Problem description: Count how many lines hold the string "Verlauf". Answer with that number and nothing more.

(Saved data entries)

┄┄┄┄┄┄┄┄┄┄┄┄┄┄┄┄┄┄┄┄

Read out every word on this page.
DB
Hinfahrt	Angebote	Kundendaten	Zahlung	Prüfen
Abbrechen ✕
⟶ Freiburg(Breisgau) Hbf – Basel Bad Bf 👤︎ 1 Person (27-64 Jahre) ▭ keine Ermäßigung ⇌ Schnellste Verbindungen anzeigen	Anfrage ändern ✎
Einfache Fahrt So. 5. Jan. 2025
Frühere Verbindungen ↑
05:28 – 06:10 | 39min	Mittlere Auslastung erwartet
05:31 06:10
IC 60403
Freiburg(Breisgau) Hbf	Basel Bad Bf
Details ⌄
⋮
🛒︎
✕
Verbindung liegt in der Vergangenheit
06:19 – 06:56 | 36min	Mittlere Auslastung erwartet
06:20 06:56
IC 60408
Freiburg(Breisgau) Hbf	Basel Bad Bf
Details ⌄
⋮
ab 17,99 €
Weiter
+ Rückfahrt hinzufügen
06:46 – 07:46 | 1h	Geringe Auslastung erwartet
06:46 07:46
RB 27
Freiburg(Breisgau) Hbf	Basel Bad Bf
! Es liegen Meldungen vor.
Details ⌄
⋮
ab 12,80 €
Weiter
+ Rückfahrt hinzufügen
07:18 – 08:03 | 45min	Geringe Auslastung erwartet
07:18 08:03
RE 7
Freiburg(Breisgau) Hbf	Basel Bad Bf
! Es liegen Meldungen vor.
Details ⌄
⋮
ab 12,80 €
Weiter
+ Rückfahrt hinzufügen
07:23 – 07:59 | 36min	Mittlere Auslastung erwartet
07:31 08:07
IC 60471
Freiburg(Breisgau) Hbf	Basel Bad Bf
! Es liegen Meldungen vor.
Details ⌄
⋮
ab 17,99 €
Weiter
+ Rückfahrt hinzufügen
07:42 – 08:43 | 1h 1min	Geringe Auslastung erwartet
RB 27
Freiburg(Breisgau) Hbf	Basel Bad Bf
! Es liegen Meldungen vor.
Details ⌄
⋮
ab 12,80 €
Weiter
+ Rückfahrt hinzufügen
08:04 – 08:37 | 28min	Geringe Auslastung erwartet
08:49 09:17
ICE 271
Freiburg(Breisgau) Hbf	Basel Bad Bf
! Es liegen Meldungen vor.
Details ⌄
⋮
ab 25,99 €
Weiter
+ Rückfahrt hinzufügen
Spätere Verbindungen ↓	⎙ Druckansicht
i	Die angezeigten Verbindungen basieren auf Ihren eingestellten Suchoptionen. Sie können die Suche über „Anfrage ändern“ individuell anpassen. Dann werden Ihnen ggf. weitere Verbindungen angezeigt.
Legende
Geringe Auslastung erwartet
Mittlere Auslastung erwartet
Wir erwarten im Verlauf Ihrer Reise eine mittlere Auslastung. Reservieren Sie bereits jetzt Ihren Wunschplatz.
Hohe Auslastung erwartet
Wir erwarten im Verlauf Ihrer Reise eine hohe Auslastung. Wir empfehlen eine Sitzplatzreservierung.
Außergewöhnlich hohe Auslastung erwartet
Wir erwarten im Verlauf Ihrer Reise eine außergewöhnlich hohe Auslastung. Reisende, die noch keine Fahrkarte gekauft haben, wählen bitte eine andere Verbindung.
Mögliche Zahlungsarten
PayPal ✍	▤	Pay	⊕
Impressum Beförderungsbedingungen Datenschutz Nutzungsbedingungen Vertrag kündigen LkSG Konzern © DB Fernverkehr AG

┄┄┄┄┄┄┄┄┄┄┄┄┄┄┄┄┄┄┄┄

The answer: 3